§ Goal of the exercise: Find the word "background" in the records below. List each line containing it.

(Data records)
----
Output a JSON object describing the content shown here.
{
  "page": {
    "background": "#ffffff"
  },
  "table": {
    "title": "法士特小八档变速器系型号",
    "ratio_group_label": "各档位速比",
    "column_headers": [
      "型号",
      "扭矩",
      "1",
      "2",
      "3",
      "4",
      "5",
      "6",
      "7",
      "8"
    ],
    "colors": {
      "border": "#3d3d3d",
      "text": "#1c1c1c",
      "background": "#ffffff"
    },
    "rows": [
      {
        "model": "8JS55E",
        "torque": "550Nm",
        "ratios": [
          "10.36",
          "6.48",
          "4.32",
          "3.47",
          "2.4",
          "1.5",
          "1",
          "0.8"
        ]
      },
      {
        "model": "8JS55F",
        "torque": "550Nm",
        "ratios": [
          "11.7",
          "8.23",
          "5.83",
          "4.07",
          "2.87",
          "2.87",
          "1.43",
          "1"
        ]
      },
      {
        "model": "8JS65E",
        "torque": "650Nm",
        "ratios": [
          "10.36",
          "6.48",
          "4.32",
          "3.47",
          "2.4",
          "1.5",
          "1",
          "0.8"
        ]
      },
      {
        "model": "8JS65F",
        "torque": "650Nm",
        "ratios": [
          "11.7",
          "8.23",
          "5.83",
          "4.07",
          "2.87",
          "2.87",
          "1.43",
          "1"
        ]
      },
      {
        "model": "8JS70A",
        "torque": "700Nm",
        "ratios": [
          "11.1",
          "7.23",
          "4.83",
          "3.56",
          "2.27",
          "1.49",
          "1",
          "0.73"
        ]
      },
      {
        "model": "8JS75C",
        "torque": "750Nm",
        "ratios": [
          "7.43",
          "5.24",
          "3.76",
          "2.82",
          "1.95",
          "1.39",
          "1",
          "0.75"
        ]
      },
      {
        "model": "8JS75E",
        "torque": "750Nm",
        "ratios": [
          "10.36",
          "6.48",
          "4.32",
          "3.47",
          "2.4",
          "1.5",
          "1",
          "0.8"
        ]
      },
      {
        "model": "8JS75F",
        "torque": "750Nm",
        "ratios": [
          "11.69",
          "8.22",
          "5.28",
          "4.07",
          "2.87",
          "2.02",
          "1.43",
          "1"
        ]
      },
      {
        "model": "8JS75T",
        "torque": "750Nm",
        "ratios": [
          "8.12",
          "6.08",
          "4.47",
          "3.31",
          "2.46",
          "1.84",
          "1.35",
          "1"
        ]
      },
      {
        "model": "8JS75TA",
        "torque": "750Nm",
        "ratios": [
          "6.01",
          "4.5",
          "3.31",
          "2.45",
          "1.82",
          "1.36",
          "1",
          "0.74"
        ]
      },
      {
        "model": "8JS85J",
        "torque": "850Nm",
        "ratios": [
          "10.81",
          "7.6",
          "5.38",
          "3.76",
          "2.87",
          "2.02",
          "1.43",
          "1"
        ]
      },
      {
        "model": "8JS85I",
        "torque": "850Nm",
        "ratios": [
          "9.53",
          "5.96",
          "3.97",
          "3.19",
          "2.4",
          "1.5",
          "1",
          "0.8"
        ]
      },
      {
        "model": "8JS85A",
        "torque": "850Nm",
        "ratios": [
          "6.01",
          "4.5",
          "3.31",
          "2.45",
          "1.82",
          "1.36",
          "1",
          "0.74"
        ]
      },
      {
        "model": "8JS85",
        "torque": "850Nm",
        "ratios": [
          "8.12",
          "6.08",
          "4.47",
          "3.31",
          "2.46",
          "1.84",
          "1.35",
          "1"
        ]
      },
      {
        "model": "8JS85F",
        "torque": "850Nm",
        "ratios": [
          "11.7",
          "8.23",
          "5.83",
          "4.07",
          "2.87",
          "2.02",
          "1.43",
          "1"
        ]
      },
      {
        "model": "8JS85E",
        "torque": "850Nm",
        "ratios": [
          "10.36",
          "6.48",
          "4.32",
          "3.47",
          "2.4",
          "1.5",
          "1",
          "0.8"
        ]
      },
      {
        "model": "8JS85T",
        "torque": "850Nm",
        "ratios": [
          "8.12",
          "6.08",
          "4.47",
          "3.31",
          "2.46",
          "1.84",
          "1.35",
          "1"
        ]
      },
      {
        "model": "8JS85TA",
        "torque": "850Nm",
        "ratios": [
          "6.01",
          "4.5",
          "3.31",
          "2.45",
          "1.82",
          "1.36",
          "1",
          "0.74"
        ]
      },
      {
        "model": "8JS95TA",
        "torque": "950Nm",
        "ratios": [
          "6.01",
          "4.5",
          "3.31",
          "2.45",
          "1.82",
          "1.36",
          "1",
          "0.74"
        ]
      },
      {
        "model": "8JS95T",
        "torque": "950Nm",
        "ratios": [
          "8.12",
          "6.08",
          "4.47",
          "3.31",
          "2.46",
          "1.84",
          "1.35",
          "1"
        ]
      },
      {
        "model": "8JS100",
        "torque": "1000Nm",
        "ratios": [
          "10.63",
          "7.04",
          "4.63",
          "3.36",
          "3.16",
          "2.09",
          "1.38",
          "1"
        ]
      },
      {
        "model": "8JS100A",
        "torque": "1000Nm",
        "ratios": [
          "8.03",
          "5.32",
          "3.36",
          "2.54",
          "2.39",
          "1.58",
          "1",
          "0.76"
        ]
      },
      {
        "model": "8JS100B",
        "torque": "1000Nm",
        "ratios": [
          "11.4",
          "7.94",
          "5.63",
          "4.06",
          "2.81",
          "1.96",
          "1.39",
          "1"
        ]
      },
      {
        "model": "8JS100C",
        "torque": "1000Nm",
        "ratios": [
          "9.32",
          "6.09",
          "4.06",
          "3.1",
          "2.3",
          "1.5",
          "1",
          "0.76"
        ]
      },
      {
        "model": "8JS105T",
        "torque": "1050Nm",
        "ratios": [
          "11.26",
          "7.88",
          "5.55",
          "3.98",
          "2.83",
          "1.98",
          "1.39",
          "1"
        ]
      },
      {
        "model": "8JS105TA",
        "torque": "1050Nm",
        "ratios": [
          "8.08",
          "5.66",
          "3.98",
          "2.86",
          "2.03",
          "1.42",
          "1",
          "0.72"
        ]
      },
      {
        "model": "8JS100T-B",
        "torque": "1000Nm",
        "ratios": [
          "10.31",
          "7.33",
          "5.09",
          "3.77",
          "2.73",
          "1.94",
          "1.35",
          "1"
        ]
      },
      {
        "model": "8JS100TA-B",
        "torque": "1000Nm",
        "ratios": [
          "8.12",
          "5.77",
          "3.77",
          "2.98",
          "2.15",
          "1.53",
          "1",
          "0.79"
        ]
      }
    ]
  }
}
----
§ Response:
    "background": "#ffffff"
      "background": "#ffffff"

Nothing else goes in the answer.